DO THIS
Scan the data below and pick out the lines containing the word "name".

SUPPLIED RECORDS
.....

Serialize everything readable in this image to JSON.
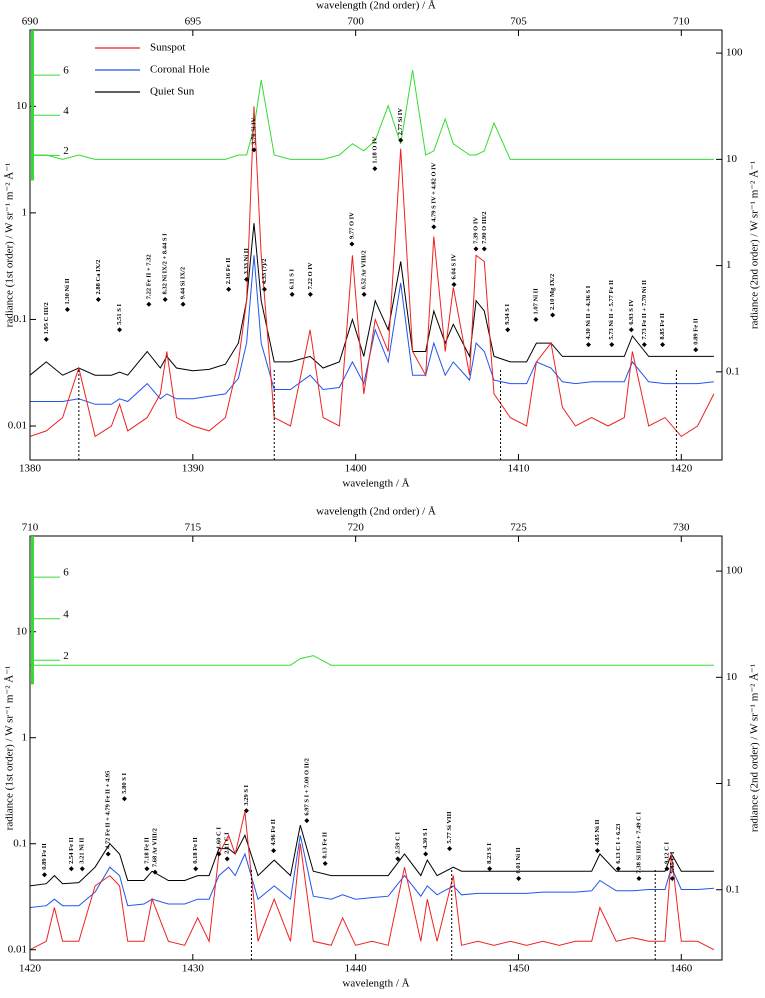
{
  "chart_data": [
    {
      "type": "line",
      "log_scale": true,
      "x2label": "wavelength (2nd order) / Å",
      "xlabel": "wavelength / Å",
      "ylabel": "radiance (1st order) / W sr⁻¹ m⁻² Å⁻¹",
      "y2label": "radiance (2nd order) / W sr⁻¹ m⁻² Å⁻¹",
      "xlim": [
        1380,
        1422.5
      ],
      "xticks": [
        1380,
        1390,
        1400,
        1410,
        1420
      ],
      "x2lim": [
        690,
        711.25
      ],
      "x2ticks": [
        690,
        695,
        700,
        705,
        710
      ],
      "ylim": [
        0.0048,
        52
      ],
      "yticks": [
        0.01,
        0.1,
        1,
        10
      ],
      "y2lim": [
        0.0148,
        165
      ],
      "y2ticks": [
        0.1,
        1,
        10,
        100
      ],
      "y3lim": [
        0.75,
        8.25
      ],
      "y3ticks": [
        2,
        4,
        6
      ],
      "y3color": "#33dd33",
      "legend": "upper left",
      "x": [
        1380,
        1381,
        1382,
        1383,
        1384,
        1385,
        1385.5,
        1386,
        1387.2,
        1388,
        1388.4,
        1389,
        1390,
        1391,
        1392,
        1392.8,
        1393.3,
        1393.76,
        1394.2,
        1395,
        1396,
        1397.2,
        1398,
        1399,
        1399.8,
        1400.5,
        1401.2,
        1402,
        1402.77,
        1403.5,
        1404.3,
        1404.8,
        1405.5,
        1406,
        1407,
        1407.4,
        1407.9,
        1408.5,
        1409.5,
        1410.5,
        1411.1,
        1412,
        1412.7,
        1413.5,
        1414.5,
        1415.5,
        1416.5,
        1417,
        1418,
        1419,
        1420,
        1421,
        1422
      ],
      "series": [
        {
          "name": "Sunspot",
          "color": "#ee2222",
          "values": [
            0.008,
            0.009,
            0.012,
            0.035,
            0.008,
            0.01,
            0.016,
            0.009,
            0.012,
            0.02,
            0.05,
            0.012,
            0.01,
            0.009,
            0.012,
            0.04,
            0.15,
            10,
            0.4,
            0.012,
            0.01,
            0.08,
            0.012,
            0.01,
            0.4,
            0.02,
            0.1,
            0.05,
            4,
            0.05,
            0.03,
            0.6,
            0.05,
            0.2,
            0.03,
            0.4,
            0.35,
            0.02,
            0.012,
            0.01,
            0.04,
            0.06,
            0.015,
            0.01,
            0.012,
            0.01,
            0.012,
            0.05,
            0.01,
            0.012,
            0.008,
            0.01,
            0.02
          ]
        },
        {
          "name": "Coronal Hole",
          "color": "#2255ee",
          "values": [
            0.017,
            0.017,
            0.017,
            0.018,
            0.016,
            0.016,
            0.018,
            0.017,
            0.025,
            0.018,
            0.02,
            0.018,
            0.018,
            0.019,
            0.02,
            0.028,
            0.06,
            0.4,
            0.06,
            0.022,
            0.022,
            0.03,
            0.022,
            0.023,
            0.04,
            0.025,
            0.08,
            0.04,
            0.22,
            0.03,
            0.03,
            0.06,
            0.03,
            0.04,
            0.027,
            0.06,
            0.05,
            0.027,
            0.025,
            0.025,
            0.04,
            0.035,
            0.026,
            0.025,
            0.026,
            0.026,
            0.026,
            0.04,
            0.026,
            0.025,
            0.025,
            0.025,
            0.026
          ]
        },
        {
          "name": "Quiet Sun",
          "color": "#000000",
          "values": [
            0.03,
            0.04,
            0.03,
            0.035,
            0.03,
            0.03,
            0.032,
            0.03,
            0.05,
            0.035,
            0.045,
            0.035,
            0.033,
            0.034,
            0.038,
            0.06,
            0.15,
            0.8,
            0.15,
            0.04,
            0.04,
            0.045,
            0.035,
            0.04,
            0.1,
            0.045,
            0.15,
            0.08,
            0.35,
            0.05,
            0.05,
            0.12,
            0.06,
            0.09,
            0.045,
            0.15,
            0.12,
            0.045,
            0.04,
            0.04,
            0.06,
            0.06,
            0.045,
            0.045,
            0.045,
            0.045,
            0.045,
            0.07,
            0.045,
            0.045,
            0.045,
            0.045,
            0.045
          ]
        },
        {
          "color": "#33dd33",
          "axis": "y2",
          "values": [
            11,
            11,
            10,
            11,
            10,
            10,
            10,
            10,
            10,
            10,
            10,
            10,
            10,
            10,
            10,
            11,
            11,
            20,
            56,
            11,
            10,
            10,
            10,
            11,
            14,
            12,
            15,
            32,
            14,
            69,
            11,
            12,
            24,
            14,
            11,
            11,
            12,
            22,
            10,
            10,
            10,
            10,
            10,
            10,
            10,
            10,
            10,
            10,
            10,
            10,
            10,
            10,
            10
          ]
        }
      ],
      "dotted_lines": [
        1383,
        1395,
        1408.9,
        1419.7
      ],
      "annotations": [
        {
          "text": "1.95 C III/2",
          "x": 1381,
          "y": 0.065
        },
        {
          "text": "1.30 Ni II",
          "x": 1382.3,
          "y": 0.124
        },
        {
          "text": "2.88 Ca IX/2",
          "x": 1384.2,
          "y": 0.154
        },
        {
          "text": "5.51 S I",
          "x": 1385.5,
          "y": 0.08
        },
        {
          "text": "7.22 Fe II + 7.32",
          "x": 1387.3,
          "y": 0.139
        },
        {
          "text": "8.32 Ni IX/2 + 8.44 S I",
          "x": 1388.3,
          "y": 0.154
        },
        {
          "text": "9.44 Si IX/2",
          "x": 1389.4,
          "y": 0.139
        },
        {
          "text": "2.16 Fe II",
          "x": 1392.2,
          "y": 0.192
        },
        {
          "text": "3.33 Ni II",
          "x": 1393.3,
          "y": 0.238
        },
        {
          "text": "3.76 Si IV",
          "x": 1393.76,
          "y": 3.9
        },
        {
          "text": "4.33 (?)/2",
          "x": 1394.4,
          "y": 0.192
        },
        {
          "text": "6.11 S I",
          "x": 1396.1,
          "y": 0.172
        },
        {
          "text": "7.22 O IV",
          "x": 1397.22,
          "y": 0.172
        },
        {
          "text": "9.77 O IV",
          "x": 1399.77,
          "y": 0.51
        },
        {
          "text": "0.52 Ar VIII/2",
          "x": 1400.52,
          "y": 0.172
        },
        {
          "text": "1.18 O IV",
          "x": 1401.18,
          "y": 2.6
        },
        {
          "text": "2.77 Si IV",
          "x": 1402.77,
          "y": 4.8
        },
        {
          "text": "4.79 S IV + 4.82 O IV",
          "x": 1404.8,
          "y": 0.74
        },
        {
          "text": "6.04 S IV",
          "x": 1406.04,
          "y": 0.213
        },
        {
          "text": "7.39 O IV",
          "x": 1407.39,
          "y": 0.46
        },
        {
          "text": "7.90 O III/2",
          "x": 1407.9,
          "y": 0.46
        },
        {
          "text": "9.34 S I",
          "x": 1409.34,
          "y": 0.08
        },
        {
          "text": "1.07 Ni II",
          "x": 1411.07,
          "y": 0.1
        },
        {
          "text": "2.10 Mg IX/2",
          "x": 1412.1,
          "y": 0.11
        },
        {
          "text": "4.30 Ni II + 4.36 S I",
          "x": 1414.3,
          "y": 0.058
        },
        {
          "text": "5.73 Ni II + 5.77 Fe II",
          "x": 1415.73,
          "y": 0.058
        },
        {
          "text": "6.93 S IV",
          "x": 1416.93,
          "y": 0.08
        },
        {
          "text": "7.73 Fe II + 7.70 Ni II",
          "x": 1417.73,
          "y": 0.058
        },
        {
          "text": "8.85 Fe II",
          "x": 1418.85,
          "y": 0.058
        },
        {
          "text": "0.89 Fe II",
          "x": 1420.89,
          "y": 0.052
        }
      ]
    },
    {
      "type": "line",
      "log_scale": true,
      "x2label": "wavelength (2nd order) / Å",
      "xlabel": "wavelength / Å",
      "ylabel": "radiance (1st order) / W sr⁻¹ m⁻² Å⁻¹",
      "y2label": "radiance (2nd order) / W sr⁻¹ m⁻² Å⁻¹",
      "xlim": [
        1420,
        1462.5
      ],
      "xticks": [
        1420,
        1430,
        1440,
        1450,
        1460
      ],
      "x2lim": [
        710,
        731.25
      ],
      "x2ticks": [
        710,
        715,
        720,
        725,
        730
      ],
      "ylim": [
        0.008,
        80
      ],
      "yticks": [
        0.01,
        0.1,
        1,
        10
      ],
      "y2lim": [
        0.0218,
        214
      ],
      "y2ticks": [
        0.1,
        1,
        10,
        100
      ],
      "y3lim": [
        0.84,
        7.98
      ],
      "y3ticks": [
        2,
        4,
        6
      ],
      "y3color": "#33dd33",
      "x": [
        1420,
        1421,
        1421.5,
        1422,
        1423,
        1424,
        1424.9,
        1425.5,
        1426,
        1427,
        1427.5,
        1428.5,
        1429.5,
        1430.3,
        1431,
        1431.6,
        1432.2,
        1432.6,
        1433.2,
        1434,
        1435,
        1436,
        1436.6,
        1437.4,
        1438.5,
        1439.2,
        1440,
        1441,
        1442,
        1443,
        1444,
        1444.4,
        1445,
        1446,
        1446.5,
        1447.5,
        1448.5,
        1449.5,
        1450.5,
        1451.5,
        1452.5,
        1453.5,
        1454.5,
        1455,
        1456,
        1457,
        1458,
        1459,
        1459.4,
        1460,
        1461,
        1462
      ],
      "series": [
        {
          "color": "#ee2222",
          "values": [
            0.01,
            0.012,
            0.025,
            0.012,
            0.012,
            0.04,
            0.05,
            0.04,
            0.012,
            0.012,
            0.03,
            0.012,
            0.011,
            0.02,
            0.012,
            0.08,
            0.12,
            0.08,
            0.2,
            0.012,
            0.03,
            0.012,
            0.1,
            0.012,
            0.011,
            0.02,
            0.011,
            0.012,
            0.011,
            0.06,
            0.012,
            0.03,
            0.012,
            0.05,
            0.011,
            0.012,
            0.011,
            0.012,
            0.011,
            0.012,
            0.011,
            0.012,
            0.012,
            0.025,
            0.012,
            0.013,
            0.012,
            0.012,
            0.08,
            0.012,
            0.012,
            0.01
          ]
        },
        {
          "color": "#2255ee",
          "values": [
            0.025,
            0.026,
            0.03,
            0.026,
            0.026,
            0.035,
            0.06,
            0.05,
            0.026,
            0.027,
            0.03,
            0.027,
            0.027,
            0.03,
            0.03,
            0.05,
            0.06,
            0.05,
            0.08,
            0.03,
            0.04,
            0.03,
            0.12,
            0.032,
            0.03,
            0.033,
            0.03,
            0.031,
            0.032,
            0.05,
            0.032,
            0.04,
            0.033,
            0.04,
            0.033,
            0.034,
            0.034,
            0.034,
            0.034,
            0.035,
            0.035,
            0.035,
            0.036,
            0.045,
            0.036,
            0.036,
            0.037,
            0.037,
            0.06,
            0.037,
            0.037,
            0.038
          ]
        },
        {
          "color": "#000000",
          "values": [
            0.04,
            0.042,
            0.05,
            0.042,
            0.043,
            0.06,
            0.1,
            0.08,
            0.045,
            0.045,
            0.055,
            0.045,
            0.045,
            0.05,
            0.05,
            0.09,
            0.09,
            0.08,
            0.12,
            0.05,
            0.07,
            0.05,
            0.15,
            0.055,
            0.05,
            0.05,
            0.05,
            0.05,
            0.05,
            0.08,
            0.05,
            0.07,
            0.05,
            0.06,
            0.055,
            0.055,
            0.055,
            0.055,
            0.055,
            0.055,
            0.055,
            0.055,
            0.055,
            0.08,
            0.055,
            0.055,
            0.055,
            0.055,
            0.08,
            0.055,
            0.055,
            0.055
          ]
        },
        {
          "color": "#33dd33",
          "axis": "y2",
          "values": [
            13,
            13,
            13,
            13,
            13,
            13,
            13,
            13,
            13,
            13,
            13,
            13,
            13,
            13,
            13,
            13,
            13,
            13,
            13,
            13,
            13,
            13,
            15,
            16,
            13,
            13,
            13,
            13,
            13,
            13,
            13,
            13,
            13,
            13,
            13,
            13,
            13,
            13,
            13,
            13,
            13,
            13,
            13,
            13,
            13,
            13,
            13,
            13,
            13,
            13,
            13,
            13
          ]
        }
      ],
      "dotted_lines": [
        1433.6,
        1445.9,
        1458.4
      ],
      "annotations": [
        {
          "text": "0.89 Fe II",
          "x": 1420.89,
          "y": 0.051
        },
        {
          "text": "2.54 Fe II",
          "x": 1422.54,
          "y": 0.058
        },
        {
          "text": "3.21 Ni II",
          "x": 1423.21,
          "y": 0.058
        },
        {
          "text": "4.72 Fe II + 4.79 Fe II + 4.95",
          "x": 1424.8,
          "y": 0.08
        },
        {
          "text": "5.80 S I",
          "x": 1425.8,
          "y": 0.266
        },
        {
          "text": "7.18 Fe II",
          "x": 1427.18,
          "y": 0.058
        },
        {
          "text": "7.68 Ar VIII/2",
          "x": 1427.68,
          "y": 0.054
        },
        {
          "text": "0.18 Fe II",
          "x": 1430.18,
          "y": 0.058
        },
        {
          "text": "1.60 C I",
          "x": 1431.6,
          "y": 0.08
        },
        {
          "text": "2.11 C I",
          "x": 1432.11,
          "y": 0.072
        },
        {
          "text": "3.29 S I",
          "x": 1433.29,
          "y": 0.205
        },
        {
          "text": "4.96 Fe II",
          "x": 1434.96,
          "y": 0.086
        },
        {
          "text": "6.97 S I + 7.00 O II/2",
          "x": 1437,
          "y": 0.165
        },
        {
          "text": "8.13 Fe II",
          "x": 1438.13,
          "y": 0.065
        },
        {
          "text": "2.59 C I",
          "x": 1442.59,
          "y": 0.072
        },
        {
          "text": "4.30 S I",
          "x": 1444.3,
          "y": 0.08
        },
        {
          "text": "5.77 Si VIII",
          "x": 1445.77,
          "y": 0.09
        },
        {
          "text": "8.23 S I",
          "x": 1448.23,
          "y": 0.058
        },
        {
          "text": "0.01 Ni II",
          "x": 1450.01,
          "y": 0.047
        },
        {
          "text": "4.85 Ni II",
          "x": 1454.85,
          "y": 0.086
        },
        {
          "text": "6.13 C I + 6.23",
          "x": 1456.13,
          "y": 0.058
        },
        {
          "text": "7.38 Si III/2 + 7.49 C I",
          "x": 1457.4,
          "y": 0.047
        },
        {
          "text": "9.12 C I",
          "x": 1459.12,
          "y": 0.058
        },
        {
          "text": "9.45 C I",
          "x": 1459.45,
          "y": 0.047
        }
      ]
    }
  ]
}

.....

CORRECT RESPONSE
          "name": "Sunspot",
          "name": "Coronal Hole",
          "name": "Quiet Sun",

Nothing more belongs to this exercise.